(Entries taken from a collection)

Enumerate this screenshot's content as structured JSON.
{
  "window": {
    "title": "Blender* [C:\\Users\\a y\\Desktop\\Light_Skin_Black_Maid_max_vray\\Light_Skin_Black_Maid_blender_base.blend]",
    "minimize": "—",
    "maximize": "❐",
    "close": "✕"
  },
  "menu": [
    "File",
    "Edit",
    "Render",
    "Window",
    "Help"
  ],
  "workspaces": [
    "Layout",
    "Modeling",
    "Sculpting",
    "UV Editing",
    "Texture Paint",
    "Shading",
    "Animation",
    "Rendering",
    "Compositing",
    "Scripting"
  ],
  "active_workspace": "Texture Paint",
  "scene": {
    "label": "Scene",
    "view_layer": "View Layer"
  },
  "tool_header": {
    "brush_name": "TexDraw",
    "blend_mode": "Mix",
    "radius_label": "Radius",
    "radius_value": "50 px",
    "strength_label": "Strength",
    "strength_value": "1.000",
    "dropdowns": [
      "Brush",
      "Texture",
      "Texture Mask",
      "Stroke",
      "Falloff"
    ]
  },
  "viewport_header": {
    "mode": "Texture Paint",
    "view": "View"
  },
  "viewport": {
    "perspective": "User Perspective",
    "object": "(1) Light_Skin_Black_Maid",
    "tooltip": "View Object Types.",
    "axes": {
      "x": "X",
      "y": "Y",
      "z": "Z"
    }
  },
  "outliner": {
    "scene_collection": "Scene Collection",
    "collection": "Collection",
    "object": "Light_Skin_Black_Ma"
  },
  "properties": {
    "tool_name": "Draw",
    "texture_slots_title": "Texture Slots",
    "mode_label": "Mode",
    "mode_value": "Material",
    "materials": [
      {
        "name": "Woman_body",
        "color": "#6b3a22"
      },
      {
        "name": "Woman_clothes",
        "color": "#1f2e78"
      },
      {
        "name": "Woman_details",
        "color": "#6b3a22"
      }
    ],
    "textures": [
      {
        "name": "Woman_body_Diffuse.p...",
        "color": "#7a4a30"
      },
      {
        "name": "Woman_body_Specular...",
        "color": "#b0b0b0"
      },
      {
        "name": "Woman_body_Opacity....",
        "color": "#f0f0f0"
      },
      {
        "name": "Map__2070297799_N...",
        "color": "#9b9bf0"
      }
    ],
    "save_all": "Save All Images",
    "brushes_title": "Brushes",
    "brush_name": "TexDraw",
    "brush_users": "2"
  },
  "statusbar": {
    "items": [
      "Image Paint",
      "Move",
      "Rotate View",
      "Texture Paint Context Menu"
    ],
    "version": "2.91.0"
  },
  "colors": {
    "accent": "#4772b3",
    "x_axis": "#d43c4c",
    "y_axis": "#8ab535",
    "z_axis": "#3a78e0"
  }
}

**EXERCISE BRIEF:**
Quote all of the entries verbatim.

**COMPLETE RESPONSE:**
Enumerate this screenshot's content as structured JSON.
{
  "window": {
    "title": "Blender* [C:\\Users\\a y\\Desktop\\Light_Skin_Black_Maid_max_vray\\Light_Skin_Black_Maid_blender_base.blend]",
    "minimize": "—",
    "maximize": "❐",
    "close": "✕"
  },
  "menu": [
    "File",
    "Edit",
    "Render",
    "Window",
    "Help"
  ],
  "workspaces": [
    "Layout",
    "Modeling",
    "Sculpting",
    "UV Editing",
    "Texture Paint",
    "Shading",
    "Animation",
    "Rendering",
    "Compositing",
    "Scripting"
  ],
  "active_workspace": "Texture Paint",
  "scene": {
    "label": "Scene",
    "view_layer": "View Layer"
  },
  "tool_header": {
    "brush_name": "TexDraw",
    "blend_mode": "Mix",
    "radius_label": "Radius",
    "radius_value": "50 px",
    "strength_label": "Strength",
    "strength_value": "1.000",
    "dropdowns": [
      "Brush",
      "Texture",
      "Texture Mask",
      "Stroke",
      "Falloff"
    ]
  },
  "viewport_header": {
    "mode": "Texture Paint",
    "view": "View"
  },
  "viewport": {
    "perspective": "User Perspective",
    "object": "(1) Light_Skin_Black_Maid",
    "tooltip": "View Object Types.",
    "axes": {
      "x": "X",
      "y": "Y",
      "z": "Z"
    }
  },
  "outliner": {
    "scene_collection": "Scene Collection",
    "collection": "Collection",
    "object": "Light_Skin_Black_Ma"
  },
  "properties": {
    "tool_name": "Draw",
    "texture_slots_title": "Texture Slots",
    "mode_label": "Mode",
    "mode_value": "Material",
    "materials": [
      {
        "name": "Woman_body",
        "color": "#6b3a22"
      },
      {
        "name": "Woman_clothes",
        "color": "#1f2e78"
      },
      {
        "name": "Woman_details",
        "color": "#6b3a22"
      }
    ],
    "textures": [
      {
        "name": "Woman_body_Diffuse.p...",
        "color": "#7a4a30"
      },
      {
        "name": "Woman_body_Specular...",
        "color": "#b0b0b0"
      },
      {
        "name": "Woman_body_Opacity....",
        "color": "#f0f0f0"
      },
      {
        "name": "Map__2070297799_N...",
        "color": "#9b9bf0"
      }
    ],
    "save_all": "Save All Images",
    "brushes_title": "Brushes",
    "brush_name": "TexDraw",
    "brush_users": "2"
  },
  "statusbar": {
    "items": [
      "Image Paint",
      "Move",
      "Rotate View",
      "Texture Paint Context Menu"
    ],
    "version": "2.91.0"
  },
  "colors": {
    "accent": "#4772b3",
    "x_axis": "#d43c4c",
    "y_axis": "#8ab535",
    "z_axis": "#3a78e0"
  }
}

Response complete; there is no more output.